Collection entries
======
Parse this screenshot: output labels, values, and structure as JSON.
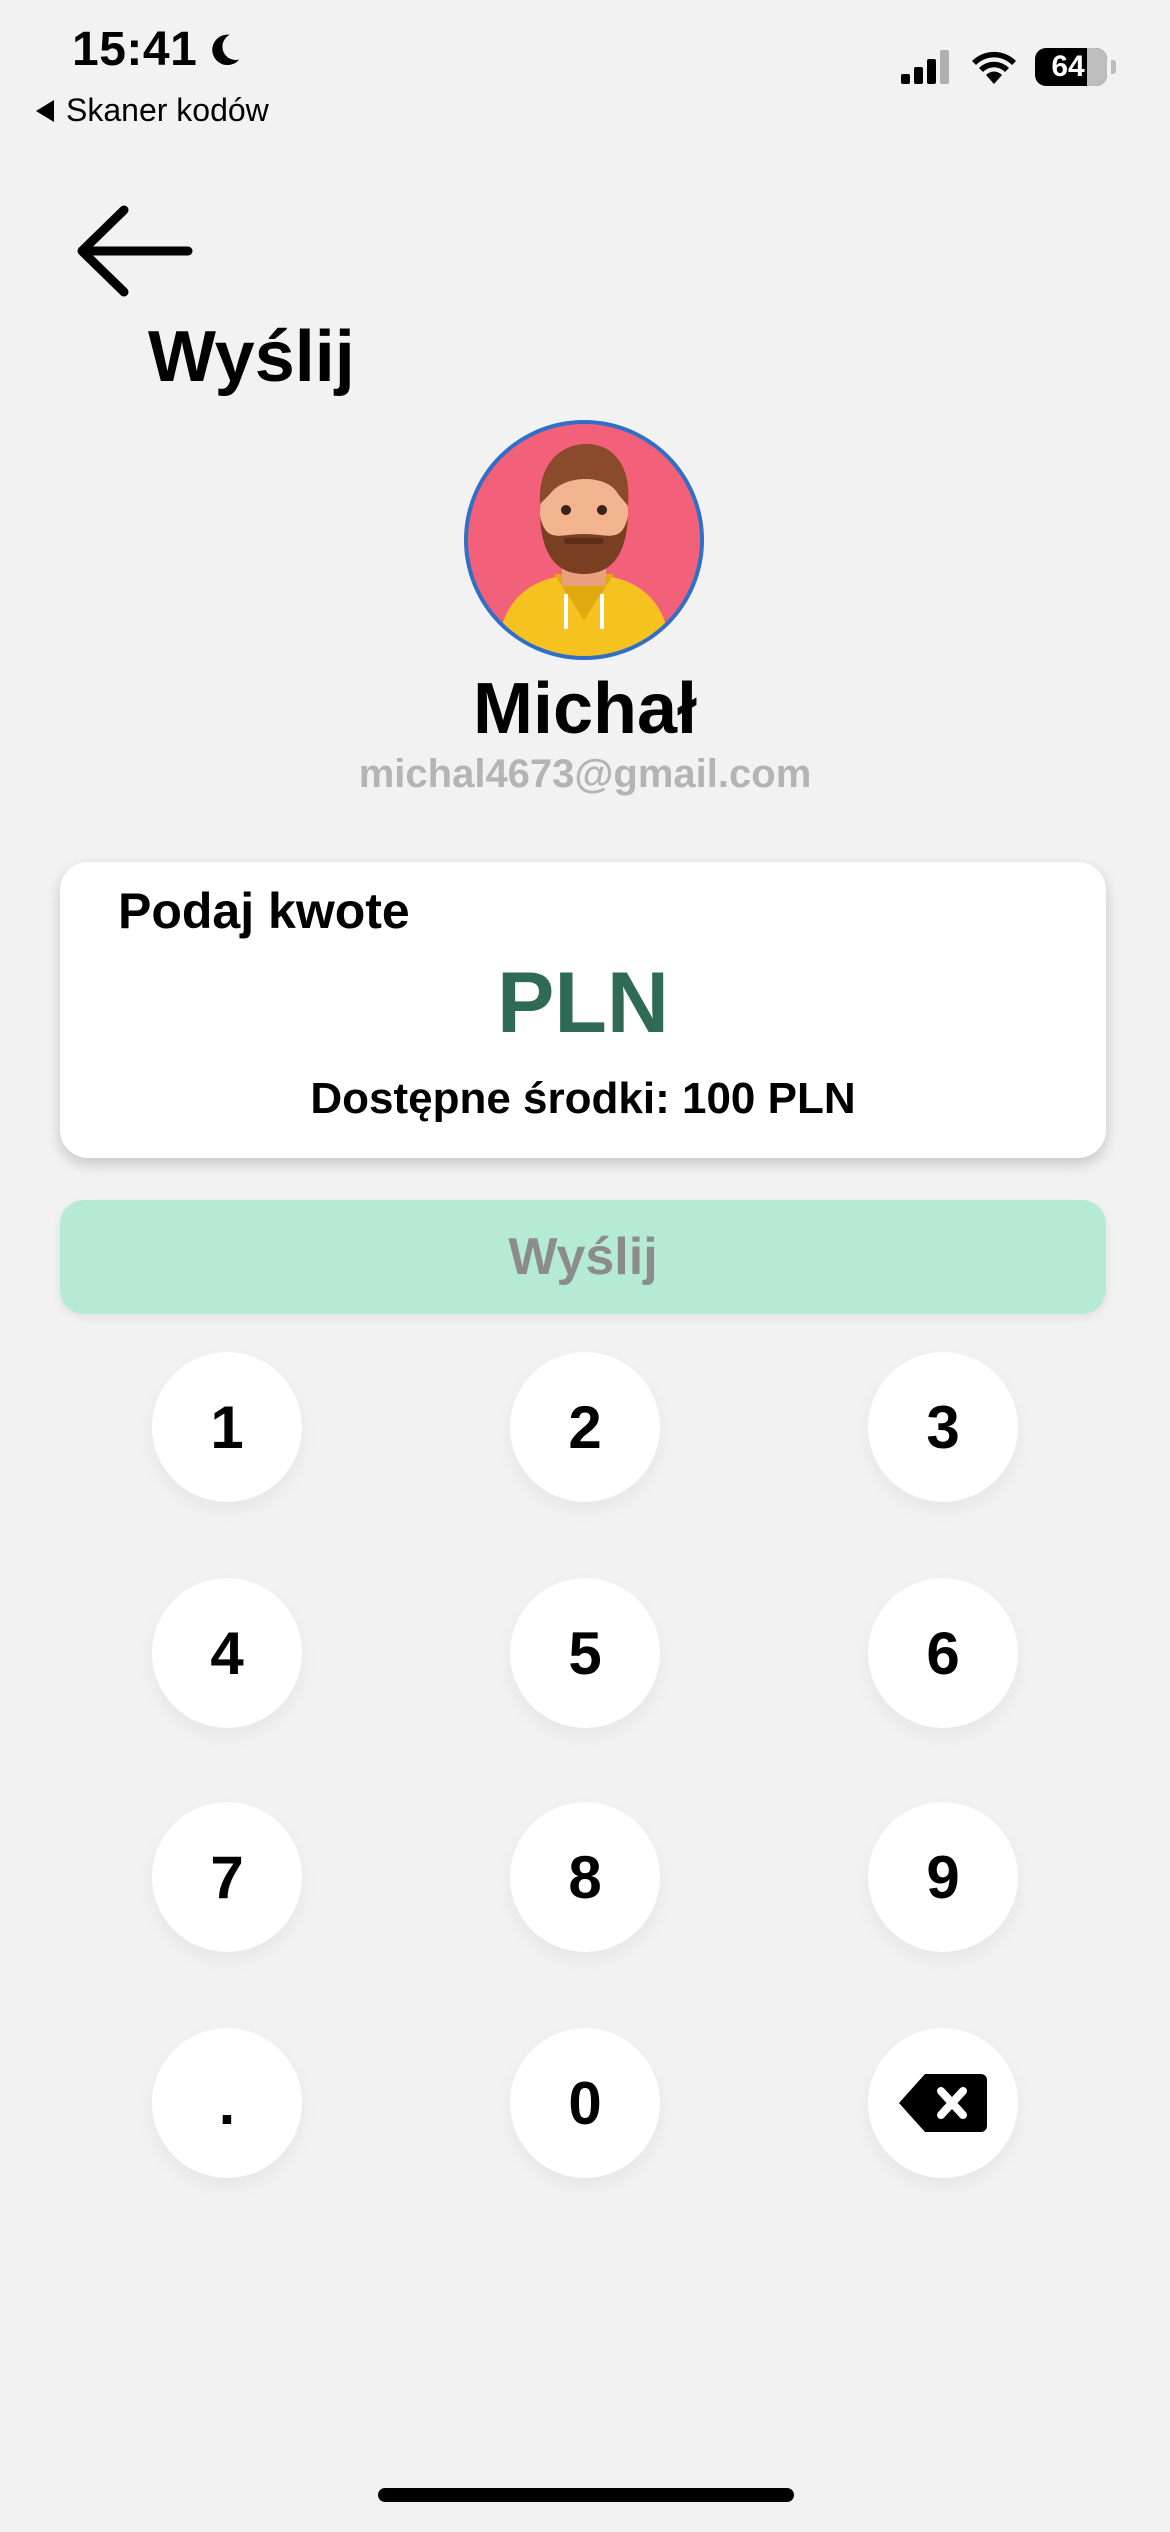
{
  "status_bar": {
    "time": "15:41",
    "back_app_label": "Skaner kodów",
    "battery_level": "64"
  },
  "header": {
    "title": "Wyślij"
  },
  "recipient": {
    "name": "Michał",
    "email": "michal4673@gmail.com"
  },
  "amount_card": {
    "label": "Podaj kwote",
    "currency": "PLN",
    "available": "Dostępne środki: 100 PLN"
  },
  "send_button": {
    "label": "Wyślij",
    "color": "#b5ebd3"
  },
  "keypad": {
    "keys": [
      "1",
      "2",
      "3",
      "4",
      "5",
      "6",
      "7",
      "8",
      "9",
      ".",
      "0"
    ],
    "backspace_icon": "backspace-icon"
  },
  "colors": {
    "background": "#f2f2f2",
    "currency": "#2f6b54",
    "email": "#b4b4b4"
  }
}
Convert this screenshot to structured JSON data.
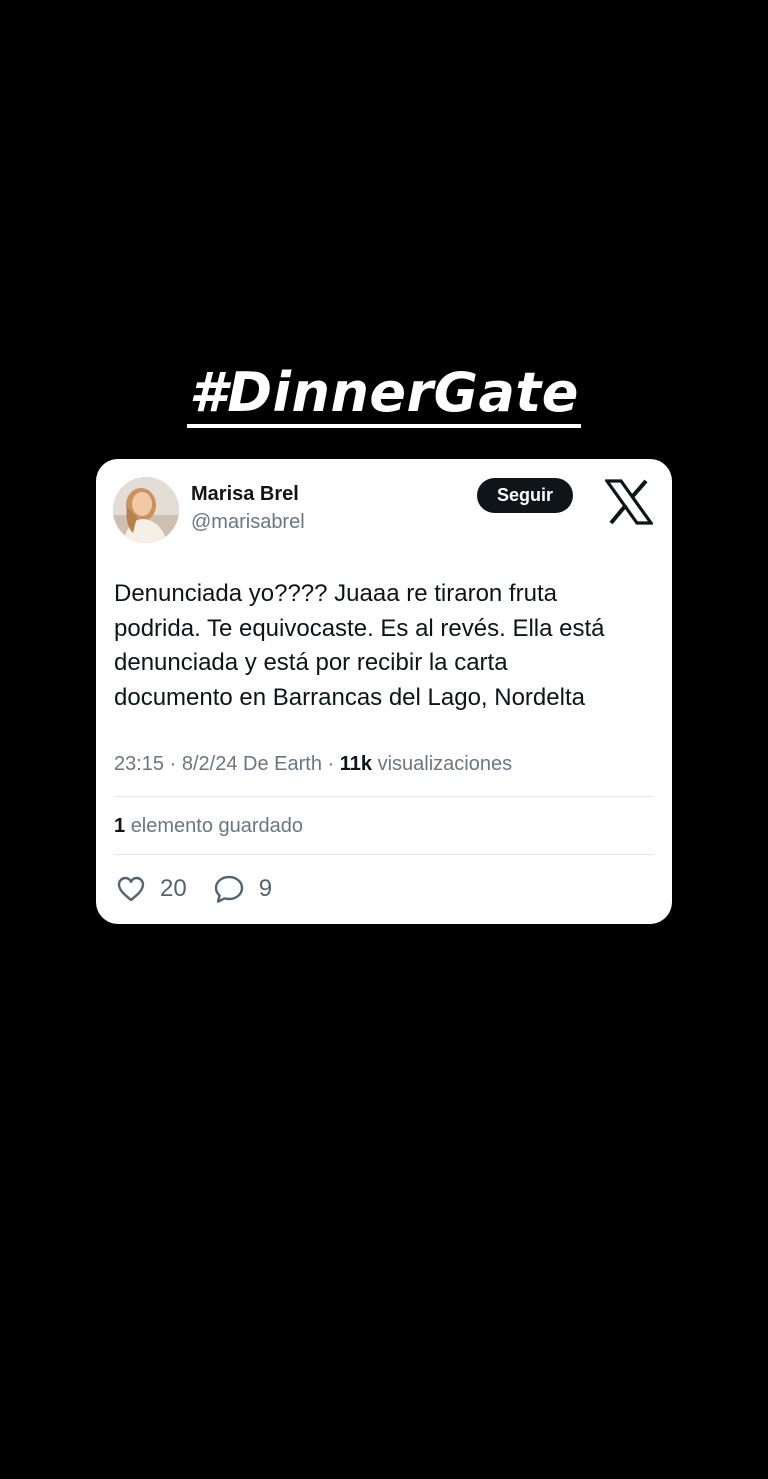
{
  "hashtag": "#DinnerGate",
  "post": {
    "author_name": "Marisa Brel",
    "author_handle": "@marisabrel",
    "follow_label": "Seguir",
    "text": "Denunciada yo???? Juaaa re tiraron fruta\npodrida.  Te equivocaste. Es al revés. Ella está\ndenunciada y está por recibir la carta\ndocumento en Barrancas del Lago, Nordelta",
    "meta": {
      "time": "23:15",
      "date": "8/2/24",
      "source": "De Earth",
      "views_count": "11k",
      "views_label": "visualizaciones",
      "separator": " · "
    },
    "saved": {
      "count": "1",
      "label": "elemento guardado"
    },
    "likes": "20",
    "replies": "9"
  },
  "icons": {
    "brand": "x-logo-icon",
    "like": "heart-icon",
    "reply": "comment-icon"
  },
  "colors": {
    "background": "#000000",
    "card": "#ffffff",
    "text_primary": "#0f1419",
    "text_secondary": "#6b7680",
    "button": "#0f1419"
  }
}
======
__Written request__.
Output every entry verbatim. Pictures do not belong in the copy.

__Reply__.
Parse this screenshot: output labels, values, and structure as JSON.
{
  "status_bar": {
    "time": "15:41",
    "back_app_label": "Skaner kodów",
    "battery_level": "64"
  },
  "header": {
    "title": "Wyślij"
  },
  "recipient": {
    "name": "Michał",
    "email": "michal4673@gmail.com"
  },
  "amount_card": {
    "label": "Podaj kwote",
    "currency": "PLN",
    "available": "Dostępne środki: 100 PLN"
  },
  "send_button": {
    "label": "Wyślij",
    "color": "#b5ebd3"
  },
  "keypad": {
    "keys": [
      "1",
      "2",
      "3",
      "4",
      "5",
      "6",
      "7",
      "8",
      "9",
      ".",
      "0"
    ],
    "backspace_icon": "backspace-icon"
  },
  "colors": {
    "background": "#f2f2f2",
    "currency": "#2f6b54",
    "email": "#b4b4b4"
  }
}
Convert this screenshot to structured JSON data.
{
  "hashtag": "#DinnerGate",
  "post": {
    "author_name": "Marisa Brel",
    "author_handle": "@marisabrel",
    "follow_label": "Seguir",
    "text": "Denunciada yo???? Juaaa re tiraron fruta\npodrida.  Te equivocaste. Es al revés. Ella está\ndenunciada y está por recibir la carta\ndocumento en Barrancas del Lago, Nordelta",
    "meta": {
      "time": "23:15",
      "date": "8/2/24",
      "source": "De Earth",
      "views_count": "11k",
      "views_label": "visualizaciones",
      "separator": " · "
    },
    "saved": {
      "count": "1",
      "label": "elemento guardado"
    },
    "likes": "20",
    "replies": "9"
  },
  "icons": {
    "brand": "x-logo-icon",
    "like": "heart-icon",
    "reply": "comment-icon"
  },
  "colors": {
    "background": "#000000",
    "card": "#ffffff",
    "text_primary": "#0f1419",
    "text_secondary": "#6b7680",
    "button": "#0f1419"
  }
}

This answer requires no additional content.